Work item
Go through the records line by line and work out how many lines hold the word "epigenetic". Answer with the number only.

Listed records

====

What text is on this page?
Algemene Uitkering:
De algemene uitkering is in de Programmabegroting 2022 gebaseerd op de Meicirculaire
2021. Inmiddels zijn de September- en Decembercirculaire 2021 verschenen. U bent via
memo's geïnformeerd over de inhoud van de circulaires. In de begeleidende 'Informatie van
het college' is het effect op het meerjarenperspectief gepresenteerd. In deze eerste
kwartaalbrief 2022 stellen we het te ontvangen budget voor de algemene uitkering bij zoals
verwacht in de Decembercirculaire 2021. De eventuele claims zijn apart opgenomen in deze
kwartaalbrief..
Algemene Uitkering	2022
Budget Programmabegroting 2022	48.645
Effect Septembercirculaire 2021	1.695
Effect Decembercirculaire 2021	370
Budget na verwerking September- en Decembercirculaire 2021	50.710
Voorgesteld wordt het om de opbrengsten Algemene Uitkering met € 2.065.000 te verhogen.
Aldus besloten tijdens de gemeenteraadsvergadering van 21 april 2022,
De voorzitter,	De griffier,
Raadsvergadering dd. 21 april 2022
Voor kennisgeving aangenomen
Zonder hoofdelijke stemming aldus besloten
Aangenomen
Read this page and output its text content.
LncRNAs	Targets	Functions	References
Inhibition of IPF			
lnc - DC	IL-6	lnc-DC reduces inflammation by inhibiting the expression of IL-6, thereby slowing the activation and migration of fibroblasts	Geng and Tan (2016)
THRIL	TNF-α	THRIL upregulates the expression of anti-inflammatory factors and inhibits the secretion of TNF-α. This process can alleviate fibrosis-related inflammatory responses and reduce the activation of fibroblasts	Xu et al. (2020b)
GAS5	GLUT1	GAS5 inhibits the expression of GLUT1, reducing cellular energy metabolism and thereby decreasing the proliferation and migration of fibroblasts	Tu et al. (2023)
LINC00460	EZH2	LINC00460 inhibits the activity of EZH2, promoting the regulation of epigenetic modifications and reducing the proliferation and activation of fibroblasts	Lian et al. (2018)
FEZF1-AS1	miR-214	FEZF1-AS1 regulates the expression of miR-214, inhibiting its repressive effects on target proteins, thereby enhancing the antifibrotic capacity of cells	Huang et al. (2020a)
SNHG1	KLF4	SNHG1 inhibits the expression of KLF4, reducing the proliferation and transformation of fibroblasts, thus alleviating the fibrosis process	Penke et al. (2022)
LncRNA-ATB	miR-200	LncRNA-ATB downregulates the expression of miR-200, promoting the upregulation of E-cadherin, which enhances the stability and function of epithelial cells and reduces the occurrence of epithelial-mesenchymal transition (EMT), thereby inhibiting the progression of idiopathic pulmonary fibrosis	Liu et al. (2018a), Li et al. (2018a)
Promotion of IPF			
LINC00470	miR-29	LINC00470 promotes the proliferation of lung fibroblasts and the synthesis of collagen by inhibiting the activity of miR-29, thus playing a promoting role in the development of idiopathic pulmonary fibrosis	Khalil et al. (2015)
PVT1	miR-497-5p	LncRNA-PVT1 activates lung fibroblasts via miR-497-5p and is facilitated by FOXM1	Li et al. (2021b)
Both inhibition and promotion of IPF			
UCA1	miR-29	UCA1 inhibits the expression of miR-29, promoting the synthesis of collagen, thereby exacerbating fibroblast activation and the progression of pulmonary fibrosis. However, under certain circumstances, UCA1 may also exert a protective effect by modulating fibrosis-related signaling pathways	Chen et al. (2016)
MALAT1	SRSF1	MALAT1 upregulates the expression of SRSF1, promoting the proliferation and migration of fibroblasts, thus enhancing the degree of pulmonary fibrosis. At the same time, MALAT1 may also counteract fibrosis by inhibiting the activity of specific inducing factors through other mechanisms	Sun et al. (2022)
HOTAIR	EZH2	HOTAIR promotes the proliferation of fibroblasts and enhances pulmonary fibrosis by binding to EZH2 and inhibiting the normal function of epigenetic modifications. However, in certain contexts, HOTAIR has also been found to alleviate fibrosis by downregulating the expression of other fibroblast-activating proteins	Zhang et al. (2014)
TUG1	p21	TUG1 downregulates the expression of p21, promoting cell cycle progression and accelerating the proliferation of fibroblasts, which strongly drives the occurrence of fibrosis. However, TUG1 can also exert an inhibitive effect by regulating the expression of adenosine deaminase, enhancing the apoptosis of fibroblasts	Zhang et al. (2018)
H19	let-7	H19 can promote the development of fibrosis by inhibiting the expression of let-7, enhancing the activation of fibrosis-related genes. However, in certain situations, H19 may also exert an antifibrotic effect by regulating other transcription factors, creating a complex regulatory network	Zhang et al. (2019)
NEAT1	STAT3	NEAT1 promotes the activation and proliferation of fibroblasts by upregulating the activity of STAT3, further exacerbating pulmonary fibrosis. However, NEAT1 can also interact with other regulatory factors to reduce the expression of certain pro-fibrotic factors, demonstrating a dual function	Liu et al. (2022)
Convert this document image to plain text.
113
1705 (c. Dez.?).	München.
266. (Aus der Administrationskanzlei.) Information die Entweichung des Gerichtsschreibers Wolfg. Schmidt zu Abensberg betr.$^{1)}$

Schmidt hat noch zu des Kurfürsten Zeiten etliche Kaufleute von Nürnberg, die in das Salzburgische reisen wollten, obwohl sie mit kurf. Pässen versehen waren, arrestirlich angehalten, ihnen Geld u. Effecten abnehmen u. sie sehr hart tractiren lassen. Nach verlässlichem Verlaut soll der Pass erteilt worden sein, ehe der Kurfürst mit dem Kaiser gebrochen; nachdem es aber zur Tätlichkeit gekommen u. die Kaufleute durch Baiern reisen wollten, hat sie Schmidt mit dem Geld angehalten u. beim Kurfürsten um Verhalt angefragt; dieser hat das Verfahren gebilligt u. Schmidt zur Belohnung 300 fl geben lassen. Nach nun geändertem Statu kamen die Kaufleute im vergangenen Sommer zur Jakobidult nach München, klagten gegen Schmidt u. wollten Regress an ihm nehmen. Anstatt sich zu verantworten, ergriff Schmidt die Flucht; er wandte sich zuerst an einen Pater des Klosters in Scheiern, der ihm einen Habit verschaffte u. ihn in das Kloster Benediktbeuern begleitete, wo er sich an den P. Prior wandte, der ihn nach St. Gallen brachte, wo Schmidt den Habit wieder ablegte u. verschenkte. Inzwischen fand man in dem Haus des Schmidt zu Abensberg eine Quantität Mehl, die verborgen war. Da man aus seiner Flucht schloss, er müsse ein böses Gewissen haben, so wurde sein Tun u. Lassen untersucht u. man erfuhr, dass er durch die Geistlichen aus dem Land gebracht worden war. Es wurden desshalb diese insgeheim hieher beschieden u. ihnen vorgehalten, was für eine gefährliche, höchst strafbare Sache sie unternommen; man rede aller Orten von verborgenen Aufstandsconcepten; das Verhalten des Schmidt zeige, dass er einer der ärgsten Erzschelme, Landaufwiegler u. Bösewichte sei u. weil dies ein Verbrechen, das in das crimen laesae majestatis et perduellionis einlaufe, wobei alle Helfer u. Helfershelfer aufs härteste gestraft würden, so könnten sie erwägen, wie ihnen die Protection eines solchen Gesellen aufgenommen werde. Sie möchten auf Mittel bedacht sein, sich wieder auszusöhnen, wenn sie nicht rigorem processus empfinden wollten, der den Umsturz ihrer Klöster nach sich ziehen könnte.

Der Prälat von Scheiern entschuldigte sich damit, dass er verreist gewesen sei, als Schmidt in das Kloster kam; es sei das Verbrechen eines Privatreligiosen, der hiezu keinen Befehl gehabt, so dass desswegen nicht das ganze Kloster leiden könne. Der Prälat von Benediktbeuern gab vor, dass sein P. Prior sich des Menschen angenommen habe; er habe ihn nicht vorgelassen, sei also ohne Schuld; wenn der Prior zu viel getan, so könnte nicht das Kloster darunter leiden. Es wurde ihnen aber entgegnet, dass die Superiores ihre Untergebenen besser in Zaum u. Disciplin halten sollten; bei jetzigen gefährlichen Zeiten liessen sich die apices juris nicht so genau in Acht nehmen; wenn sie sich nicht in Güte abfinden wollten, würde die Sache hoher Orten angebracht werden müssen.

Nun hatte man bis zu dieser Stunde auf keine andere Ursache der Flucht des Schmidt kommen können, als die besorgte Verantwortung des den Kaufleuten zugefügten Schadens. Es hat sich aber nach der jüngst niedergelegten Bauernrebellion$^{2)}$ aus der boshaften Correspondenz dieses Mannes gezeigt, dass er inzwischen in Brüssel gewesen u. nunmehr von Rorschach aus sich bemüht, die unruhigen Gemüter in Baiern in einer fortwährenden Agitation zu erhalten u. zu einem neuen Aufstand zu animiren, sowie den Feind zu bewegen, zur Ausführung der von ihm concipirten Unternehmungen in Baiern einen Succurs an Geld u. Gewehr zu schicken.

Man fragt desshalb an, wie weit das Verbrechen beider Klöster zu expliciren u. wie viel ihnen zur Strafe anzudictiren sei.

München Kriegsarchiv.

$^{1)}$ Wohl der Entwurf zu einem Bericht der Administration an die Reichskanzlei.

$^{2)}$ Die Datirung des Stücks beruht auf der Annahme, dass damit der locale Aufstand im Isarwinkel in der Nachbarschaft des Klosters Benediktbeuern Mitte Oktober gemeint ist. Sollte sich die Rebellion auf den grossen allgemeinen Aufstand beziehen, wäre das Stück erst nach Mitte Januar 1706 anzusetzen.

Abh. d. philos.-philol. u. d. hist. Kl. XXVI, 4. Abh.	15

====

Result of this exercise
2